Spatial annotation entries:
--- Start ---

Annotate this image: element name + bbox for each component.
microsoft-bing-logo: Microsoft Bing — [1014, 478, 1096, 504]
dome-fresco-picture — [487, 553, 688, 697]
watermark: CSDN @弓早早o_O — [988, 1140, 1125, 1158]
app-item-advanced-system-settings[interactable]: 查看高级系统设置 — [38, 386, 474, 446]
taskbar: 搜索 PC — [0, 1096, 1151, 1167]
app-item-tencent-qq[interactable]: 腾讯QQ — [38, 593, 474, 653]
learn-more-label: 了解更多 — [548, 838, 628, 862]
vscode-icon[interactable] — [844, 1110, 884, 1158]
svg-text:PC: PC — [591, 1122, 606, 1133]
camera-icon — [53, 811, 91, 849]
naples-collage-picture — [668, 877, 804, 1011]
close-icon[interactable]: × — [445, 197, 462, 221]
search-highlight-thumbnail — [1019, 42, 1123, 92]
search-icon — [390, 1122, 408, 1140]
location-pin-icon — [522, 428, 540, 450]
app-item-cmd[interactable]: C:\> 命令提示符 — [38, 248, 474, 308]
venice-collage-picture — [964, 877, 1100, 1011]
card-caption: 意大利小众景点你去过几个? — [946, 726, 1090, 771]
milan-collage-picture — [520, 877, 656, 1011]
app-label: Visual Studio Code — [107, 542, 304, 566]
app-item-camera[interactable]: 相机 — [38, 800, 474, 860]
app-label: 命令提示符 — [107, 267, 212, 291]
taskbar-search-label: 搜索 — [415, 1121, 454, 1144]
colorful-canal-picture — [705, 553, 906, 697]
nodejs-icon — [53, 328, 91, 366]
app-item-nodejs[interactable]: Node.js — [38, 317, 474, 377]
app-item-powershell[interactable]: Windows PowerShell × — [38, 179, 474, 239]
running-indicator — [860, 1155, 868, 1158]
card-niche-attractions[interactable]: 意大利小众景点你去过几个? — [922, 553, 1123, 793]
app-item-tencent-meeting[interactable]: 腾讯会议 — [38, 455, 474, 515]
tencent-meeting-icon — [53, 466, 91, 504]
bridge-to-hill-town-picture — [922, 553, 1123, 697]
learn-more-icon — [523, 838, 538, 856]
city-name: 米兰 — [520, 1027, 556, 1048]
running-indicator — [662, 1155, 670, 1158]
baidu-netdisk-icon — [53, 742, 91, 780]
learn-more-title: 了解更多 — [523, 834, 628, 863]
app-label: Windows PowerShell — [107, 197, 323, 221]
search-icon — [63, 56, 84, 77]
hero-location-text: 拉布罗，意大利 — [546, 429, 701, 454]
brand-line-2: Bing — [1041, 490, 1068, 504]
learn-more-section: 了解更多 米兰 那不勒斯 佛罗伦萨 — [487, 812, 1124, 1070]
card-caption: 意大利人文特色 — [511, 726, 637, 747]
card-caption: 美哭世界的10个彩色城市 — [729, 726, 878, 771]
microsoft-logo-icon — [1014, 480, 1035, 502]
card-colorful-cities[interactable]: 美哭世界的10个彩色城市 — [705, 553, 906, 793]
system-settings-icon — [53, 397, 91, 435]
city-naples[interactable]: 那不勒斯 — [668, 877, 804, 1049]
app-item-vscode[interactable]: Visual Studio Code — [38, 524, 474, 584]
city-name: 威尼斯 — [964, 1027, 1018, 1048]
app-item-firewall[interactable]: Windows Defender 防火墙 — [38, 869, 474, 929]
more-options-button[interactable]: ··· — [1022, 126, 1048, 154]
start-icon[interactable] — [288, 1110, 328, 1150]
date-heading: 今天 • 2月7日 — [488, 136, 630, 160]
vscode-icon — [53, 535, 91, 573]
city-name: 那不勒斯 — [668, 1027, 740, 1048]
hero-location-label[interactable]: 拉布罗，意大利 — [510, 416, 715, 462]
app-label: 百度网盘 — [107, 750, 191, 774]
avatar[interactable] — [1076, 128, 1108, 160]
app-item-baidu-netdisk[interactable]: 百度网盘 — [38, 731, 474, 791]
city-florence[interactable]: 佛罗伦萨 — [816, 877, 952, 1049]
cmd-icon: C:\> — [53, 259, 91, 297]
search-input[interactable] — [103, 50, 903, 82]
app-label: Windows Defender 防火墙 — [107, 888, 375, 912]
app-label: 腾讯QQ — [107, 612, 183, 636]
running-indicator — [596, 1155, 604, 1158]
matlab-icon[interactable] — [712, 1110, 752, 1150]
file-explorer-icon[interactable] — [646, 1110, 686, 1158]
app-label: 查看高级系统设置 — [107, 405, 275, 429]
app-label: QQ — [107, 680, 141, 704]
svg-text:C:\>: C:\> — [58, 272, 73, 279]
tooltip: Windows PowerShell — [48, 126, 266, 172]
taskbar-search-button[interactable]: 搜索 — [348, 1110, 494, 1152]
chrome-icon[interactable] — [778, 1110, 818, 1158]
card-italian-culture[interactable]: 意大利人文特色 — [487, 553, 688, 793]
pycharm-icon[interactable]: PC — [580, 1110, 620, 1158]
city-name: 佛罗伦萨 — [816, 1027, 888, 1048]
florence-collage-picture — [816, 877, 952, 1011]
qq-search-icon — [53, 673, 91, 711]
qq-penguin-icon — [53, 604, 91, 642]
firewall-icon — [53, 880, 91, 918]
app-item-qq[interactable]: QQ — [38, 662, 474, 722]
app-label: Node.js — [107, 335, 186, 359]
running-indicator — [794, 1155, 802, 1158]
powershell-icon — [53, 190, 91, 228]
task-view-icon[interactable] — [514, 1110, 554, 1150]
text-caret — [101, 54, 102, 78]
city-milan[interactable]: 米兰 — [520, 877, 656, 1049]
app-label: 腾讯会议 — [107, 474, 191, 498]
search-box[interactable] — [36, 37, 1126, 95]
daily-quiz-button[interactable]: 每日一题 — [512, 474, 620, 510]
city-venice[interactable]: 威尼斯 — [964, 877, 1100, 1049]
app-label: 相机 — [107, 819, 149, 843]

--- End ---

» Exercise goal:
Edit the items from the very first one through the line containing "app-item-cmd[interactable]: C:\> 命令提示符", changing every "[interactable]" to "[clickable]" and keeping everything else unchanged. Give back only those lines.

» Task output:
Annotate this image: element name + bbox for each component.
microsoft-bing-logo: Microsoft Bing — [1014, 478, 1096, 504]
dome-fresco-picture — [487, 553, 688, 697]
watermark: CSDN @弓早早o_O — [988, 1140, 1125, 1158]
app-item-advanced-system-settings[clickable]: 查看高级系统设置 — [38, 386, 474, 446]
taskbar: 搜索 PC — [0, 1096, 1151, 1167]
app-item-tencent-qq[clickable]: 腾讯QQ — [38, 593, 474, 653]
learn-more-label: 了解更多 — [548, 838, 628, 862]
vscode-icon[clickable] — [844, 1110, 884, 1158]
svg-text:PC: PC — [591, 1122, 606, 1133]
camera-icon — [53, 811, 91, 849]
naples-collage-picture — [668, 877, 804, 1011]
close-icon[clickable]: × — [445, 197, 462, 221]
search-highlight-thumbnail — [1019, 42, 1123, 92]
search-icon — [390, 1122, 408, 1140]
location-pin-icon — [522, 428, 540, 450]
app-item-cmd[clickable]: C:\> 命令提示符 — [38, 248, 474, 308]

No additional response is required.